**Material provided:**
##############################

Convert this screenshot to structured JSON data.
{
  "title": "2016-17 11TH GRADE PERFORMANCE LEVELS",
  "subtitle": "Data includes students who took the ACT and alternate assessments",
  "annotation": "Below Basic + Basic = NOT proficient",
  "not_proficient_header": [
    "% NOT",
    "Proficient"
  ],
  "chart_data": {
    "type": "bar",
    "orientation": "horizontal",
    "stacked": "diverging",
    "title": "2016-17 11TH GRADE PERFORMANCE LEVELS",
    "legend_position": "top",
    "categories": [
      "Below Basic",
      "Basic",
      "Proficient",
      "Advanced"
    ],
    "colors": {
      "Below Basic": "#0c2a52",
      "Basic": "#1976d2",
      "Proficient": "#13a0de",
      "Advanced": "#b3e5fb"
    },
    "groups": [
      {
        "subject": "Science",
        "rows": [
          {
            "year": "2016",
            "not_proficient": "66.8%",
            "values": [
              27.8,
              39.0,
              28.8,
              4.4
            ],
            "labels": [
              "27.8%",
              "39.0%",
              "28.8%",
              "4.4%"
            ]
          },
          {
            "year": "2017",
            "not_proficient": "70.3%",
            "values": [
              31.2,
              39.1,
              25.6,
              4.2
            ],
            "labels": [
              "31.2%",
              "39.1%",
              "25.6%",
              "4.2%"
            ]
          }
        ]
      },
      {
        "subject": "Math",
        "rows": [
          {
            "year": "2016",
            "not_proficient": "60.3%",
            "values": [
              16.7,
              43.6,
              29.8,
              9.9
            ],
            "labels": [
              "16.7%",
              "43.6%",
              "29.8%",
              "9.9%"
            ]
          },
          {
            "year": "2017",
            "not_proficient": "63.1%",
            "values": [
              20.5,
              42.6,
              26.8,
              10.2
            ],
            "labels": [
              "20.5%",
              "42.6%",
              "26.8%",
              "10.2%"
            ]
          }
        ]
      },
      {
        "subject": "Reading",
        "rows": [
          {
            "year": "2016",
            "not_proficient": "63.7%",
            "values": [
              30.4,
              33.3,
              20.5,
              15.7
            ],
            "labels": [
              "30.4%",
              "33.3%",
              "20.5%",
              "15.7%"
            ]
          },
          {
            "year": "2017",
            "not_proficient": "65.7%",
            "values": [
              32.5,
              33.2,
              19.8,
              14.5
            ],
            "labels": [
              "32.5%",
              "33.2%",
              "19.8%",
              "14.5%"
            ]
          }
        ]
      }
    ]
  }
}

##############################

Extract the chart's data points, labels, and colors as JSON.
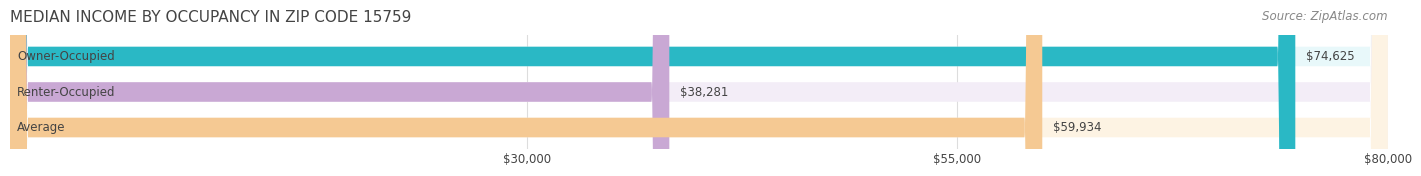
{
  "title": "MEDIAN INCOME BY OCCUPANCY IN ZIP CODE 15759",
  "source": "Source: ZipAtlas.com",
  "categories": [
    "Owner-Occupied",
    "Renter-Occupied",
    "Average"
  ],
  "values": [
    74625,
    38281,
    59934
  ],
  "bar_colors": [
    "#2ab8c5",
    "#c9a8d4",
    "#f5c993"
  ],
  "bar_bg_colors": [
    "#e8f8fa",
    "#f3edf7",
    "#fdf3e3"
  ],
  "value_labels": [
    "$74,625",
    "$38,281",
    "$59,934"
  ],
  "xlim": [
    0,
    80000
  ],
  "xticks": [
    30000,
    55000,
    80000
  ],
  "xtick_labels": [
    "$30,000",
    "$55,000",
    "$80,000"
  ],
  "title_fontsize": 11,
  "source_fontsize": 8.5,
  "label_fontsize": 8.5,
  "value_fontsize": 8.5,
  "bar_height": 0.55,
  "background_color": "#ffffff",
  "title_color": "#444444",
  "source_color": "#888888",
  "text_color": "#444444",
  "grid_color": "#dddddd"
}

##############################

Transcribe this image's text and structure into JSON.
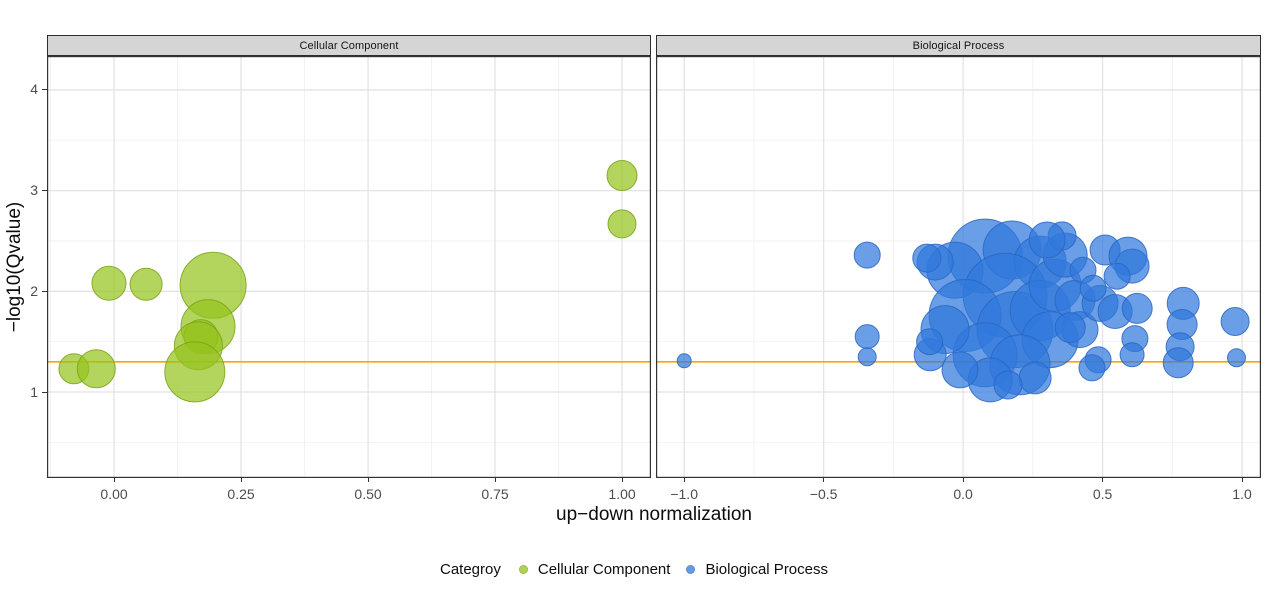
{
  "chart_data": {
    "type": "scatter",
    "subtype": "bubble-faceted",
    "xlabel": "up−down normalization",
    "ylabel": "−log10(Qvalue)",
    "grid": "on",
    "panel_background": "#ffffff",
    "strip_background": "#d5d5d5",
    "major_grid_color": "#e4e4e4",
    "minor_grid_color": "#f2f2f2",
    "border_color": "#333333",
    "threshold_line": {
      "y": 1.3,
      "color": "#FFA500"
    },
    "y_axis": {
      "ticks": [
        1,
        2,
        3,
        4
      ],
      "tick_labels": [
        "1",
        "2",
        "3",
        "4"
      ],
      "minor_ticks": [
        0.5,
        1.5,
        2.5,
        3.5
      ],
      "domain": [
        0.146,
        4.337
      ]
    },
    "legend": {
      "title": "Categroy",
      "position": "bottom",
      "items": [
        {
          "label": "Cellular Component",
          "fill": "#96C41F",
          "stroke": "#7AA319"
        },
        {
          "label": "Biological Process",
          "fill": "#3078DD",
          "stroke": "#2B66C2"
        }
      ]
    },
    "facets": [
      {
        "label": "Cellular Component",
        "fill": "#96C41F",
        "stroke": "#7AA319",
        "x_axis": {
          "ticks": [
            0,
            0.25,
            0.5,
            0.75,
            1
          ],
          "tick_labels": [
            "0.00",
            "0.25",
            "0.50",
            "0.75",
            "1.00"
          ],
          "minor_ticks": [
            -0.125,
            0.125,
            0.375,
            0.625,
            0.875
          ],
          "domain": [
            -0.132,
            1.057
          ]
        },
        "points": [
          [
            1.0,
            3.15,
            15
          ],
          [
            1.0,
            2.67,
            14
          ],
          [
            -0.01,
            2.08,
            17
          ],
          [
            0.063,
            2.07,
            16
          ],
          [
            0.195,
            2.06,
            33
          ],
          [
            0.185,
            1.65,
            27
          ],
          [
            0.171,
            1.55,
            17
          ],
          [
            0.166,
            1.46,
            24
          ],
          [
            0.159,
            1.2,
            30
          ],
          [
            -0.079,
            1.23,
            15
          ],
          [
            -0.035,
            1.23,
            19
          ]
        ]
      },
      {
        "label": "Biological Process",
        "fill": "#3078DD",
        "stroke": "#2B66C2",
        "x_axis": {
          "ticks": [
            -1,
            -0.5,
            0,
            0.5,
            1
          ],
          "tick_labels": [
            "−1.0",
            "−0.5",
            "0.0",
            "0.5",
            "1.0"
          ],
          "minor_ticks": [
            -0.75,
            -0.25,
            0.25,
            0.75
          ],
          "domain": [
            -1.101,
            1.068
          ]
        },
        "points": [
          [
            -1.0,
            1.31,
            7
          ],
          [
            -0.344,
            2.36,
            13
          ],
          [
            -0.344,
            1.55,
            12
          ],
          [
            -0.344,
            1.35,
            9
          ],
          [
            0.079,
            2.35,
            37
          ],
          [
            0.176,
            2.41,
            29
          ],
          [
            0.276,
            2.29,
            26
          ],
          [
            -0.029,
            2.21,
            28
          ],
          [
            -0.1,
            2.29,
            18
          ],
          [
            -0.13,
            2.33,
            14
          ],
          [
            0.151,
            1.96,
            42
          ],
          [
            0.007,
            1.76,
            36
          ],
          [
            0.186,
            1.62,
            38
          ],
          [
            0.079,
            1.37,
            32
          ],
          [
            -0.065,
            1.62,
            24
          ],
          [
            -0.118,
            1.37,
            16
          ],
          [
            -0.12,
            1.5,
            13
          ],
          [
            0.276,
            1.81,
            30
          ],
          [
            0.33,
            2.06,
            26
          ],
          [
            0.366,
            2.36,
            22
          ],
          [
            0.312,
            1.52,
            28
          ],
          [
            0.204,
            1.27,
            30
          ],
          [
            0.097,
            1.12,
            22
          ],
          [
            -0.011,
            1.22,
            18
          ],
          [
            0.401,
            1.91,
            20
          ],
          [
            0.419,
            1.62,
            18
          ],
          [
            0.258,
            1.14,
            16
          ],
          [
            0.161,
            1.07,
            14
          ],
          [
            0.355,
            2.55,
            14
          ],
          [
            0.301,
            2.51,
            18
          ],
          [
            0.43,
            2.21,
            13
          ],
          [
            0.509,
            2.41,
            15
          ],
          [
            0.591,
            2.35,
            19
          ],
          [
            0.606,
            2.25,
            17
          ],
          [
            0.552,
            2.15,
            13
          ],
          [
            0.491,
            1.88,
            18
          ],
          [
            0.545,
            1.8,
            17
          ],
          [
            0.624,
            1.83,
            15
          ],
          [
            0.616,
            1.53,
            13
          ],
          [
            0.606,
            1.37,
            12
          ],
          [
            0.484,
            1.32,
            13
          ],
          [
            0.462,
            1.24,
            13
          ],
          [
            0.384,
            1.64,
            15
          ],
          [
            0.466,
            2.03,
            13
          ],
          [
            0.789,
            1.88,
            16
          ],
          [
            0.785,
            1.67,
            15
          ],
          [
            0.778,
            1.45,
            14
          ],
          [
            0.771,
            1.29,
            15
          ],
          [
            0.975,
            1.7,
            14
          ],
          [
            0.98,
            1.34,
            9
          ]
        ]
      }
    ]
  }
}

##############################

**Prompt:** Copy every line that includes the string "PERFORMANCE" from the material above.

**Problem solution:**
  "title": "2016-17 11TH GRADE PERFORMANCE LEVELS",
    "title": "2016-17 11TH GRADE PERFORMANCE LEVELS",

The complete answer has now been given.